◆ TEXTE DU DOCUMENT:
###

«Théoricien incontournable de la littérature, Franco Moretti rassemble
dans un livre non encore traduit en français dix articles prônant une
révolution méthodologique des études littéraires. Plutôt que de lire,
Moretti propose d’expérimenter avec la littérature.
Franco Moretti est un professeur de littérature comparée, passé par Columbia et aujourd’hui à la tête du Stanford literary Lab. Il est l’un des théoriciens littéraires italiens les plus connus aujourd’hui. Dans Distant Reading, un recueil qui a reçu en 2013 le National Book Critics Circle Award,
il met tout son sens de la provocation au service d’une révolution
méthodologique des études littéraires. Montrant la vigueur de son style
théorique, il pose des questions dont le littéraire pourrait
difficilement faire l’économie.
Distant reading rassemble dix des articles les plus fameux et
les plus abrasifs que Moretti ait écrits depuis une vingtaine d’années –
notamment dans les colonnes de la New Left Review. Chacun se
trouve introduit par une courte notice de la main de l’auteur,
contribuant à chaque fois à une mise en perspective réflexive tout à
fait utile. Les pièces de ce recueil questionnent les présupposés
géographiques et cartographiques de nos histoires littéraires,
s’inscrivent dans une controverse vivifiante sur la « littérature
mondiale » et visent, enfin, à fonder une approche quantitative de la
littérature. Le tout oscille sans solution de continuité entre une forme
de darwinisme littéraire et une approche marxiste, dans un souci
permanent de réconcilier histoire littéraire et théorie littéraire.
Certains de ces articles sont relativement connus des comparatistes
et des amateurs de théorie littéraire, à l’instar de « Conjecture on
World Literature » et de « More Conjectures ». Mais cette mise en
recueil est l’occasion de montrer la cohérence de ses réflexions
épistémologiques et de soulever, derrière une relative diversité,
quelques questions profondes, qui n’ont rien perdu de leur actualité [1].
Un iconoclasme théorique
Pour comprendre les thèses de Moretti, une question assez dérangeante pourrait faire office de point de départ : et si le corps de métier du littéraire ne se fondait pas sur la lecture de détail ?

###

◆ DONNÉES FOURNIES:
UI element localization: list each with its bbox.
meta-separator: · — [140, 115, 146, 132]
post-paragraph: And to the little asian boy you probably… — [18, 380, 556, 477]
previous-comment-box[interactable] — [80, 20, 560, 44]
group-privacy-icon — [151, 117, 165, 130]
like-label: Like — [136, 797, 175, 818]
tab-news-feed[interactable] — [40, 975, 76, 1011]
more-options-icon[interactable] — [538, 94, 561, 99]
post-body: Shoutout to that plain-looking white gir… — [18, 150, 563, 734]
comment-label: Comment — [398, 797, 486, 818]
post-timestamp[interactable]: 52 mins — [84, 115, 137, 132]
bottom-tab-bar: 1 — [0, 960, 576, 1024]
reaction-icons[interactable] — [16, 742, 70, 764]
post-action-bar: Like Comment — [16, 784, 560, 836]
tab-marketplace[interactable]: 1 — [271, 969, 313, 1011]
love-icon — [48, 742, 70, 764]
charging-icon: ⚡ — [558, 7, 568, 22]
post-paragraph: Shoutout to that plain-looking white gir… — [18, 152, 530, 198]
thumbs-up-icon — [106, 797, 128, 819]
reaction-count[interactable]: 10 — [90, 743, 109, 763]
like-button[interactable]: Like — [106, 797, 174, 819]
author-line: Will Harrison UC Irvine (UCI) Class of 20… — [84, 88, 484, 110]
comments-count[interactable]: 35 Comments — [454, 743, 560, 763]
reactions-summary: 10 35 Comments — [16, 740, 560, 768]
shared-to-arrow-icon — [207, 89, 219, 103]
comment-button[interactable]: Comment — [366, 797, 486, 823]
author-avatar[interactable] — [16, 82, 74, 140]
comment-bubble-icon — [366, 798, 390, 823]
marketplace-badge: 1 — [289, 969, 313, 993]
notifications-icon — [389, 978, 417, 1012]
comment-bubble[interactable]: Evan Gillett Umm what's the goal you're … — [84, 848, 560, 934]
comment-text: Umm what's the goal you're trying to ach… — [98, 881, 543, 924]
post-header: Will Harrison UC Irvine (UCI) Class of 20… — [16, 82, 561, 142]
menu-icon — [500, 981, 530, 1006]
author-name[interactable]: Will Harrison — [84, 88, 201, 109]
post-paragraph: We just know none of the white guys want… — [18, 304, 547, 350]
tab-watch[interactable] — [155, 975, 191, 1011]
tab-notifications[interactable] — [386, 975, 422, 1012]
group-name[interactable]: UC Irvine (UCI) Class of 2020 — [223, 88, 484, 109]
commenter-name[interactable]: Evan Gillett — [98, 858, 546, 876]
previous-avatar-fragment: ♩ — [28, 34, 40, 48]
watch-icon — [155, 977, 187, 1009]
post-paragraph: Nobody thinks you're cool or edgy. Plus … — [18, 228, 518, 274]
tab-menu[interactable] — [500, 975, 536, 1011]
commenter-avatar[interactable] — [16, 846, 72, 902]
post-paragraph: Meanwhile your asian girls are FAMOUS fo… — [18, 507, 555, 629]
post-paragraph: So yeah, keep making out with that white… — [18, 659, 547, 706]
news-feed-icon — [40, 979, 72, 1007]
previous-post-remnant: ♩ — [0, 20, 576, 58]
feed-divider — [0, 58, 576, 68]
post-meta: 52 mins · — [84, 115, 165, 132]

###

◆ CONSIGNES:
**1.** Répondez à ces questions sur le texte sur Franco Moretti :
(a) Quel prix le recueil Distant Reading a-t-il reçu en 2013 ?
(b) Combien d'articles ce recueil rassemble-t-il ?
(c) Quels deux articles le texte présente-t-il comme relativement connus des comparatistes ?
**2.** Poursuivez le texte sur Franco Moretti après sa dernière phrase.
Les lignes n'ont aucun lien avec le texte sur Franco Moretti.

◆ RÉPONSES:
**1.**
(a) Le National Book Critics Circle Award.
(b) Dix articles.
(c) « Conjecture on World Literature » et « More Conjectures ».

**2.**
La pratique communément admise du texte est le close Reading :
qu’il recouvre commentaire ou explication de texte, microlectures ou
déconstructions, nos institutions littéraires savantes se fondent sur
cette pierre angulaire pour construire leur identité disciplinaire et
méthodologique, et sans doute aussi une partie de leur légitimité
culturelle. Moretti donne une définition aussi transparente que
ravageuse de cette « lecture de près » comme d’un « very solemn
treatment of very few texts taken very seriously ». Le close Reading
a manifestement un problème : avec un esprit de sérieux mal placé, il
investit une énergie herméneutique considérable sur un corpus canonique
de faible extension. Moretti pointe du doigt un sujet essentiel : à la
différence des autres sciences sociales, les études littéraires éludent
une question pourtant essentielle, celle de la valeur et de la
représentativité des échantillons sur lesquels elles travaillent.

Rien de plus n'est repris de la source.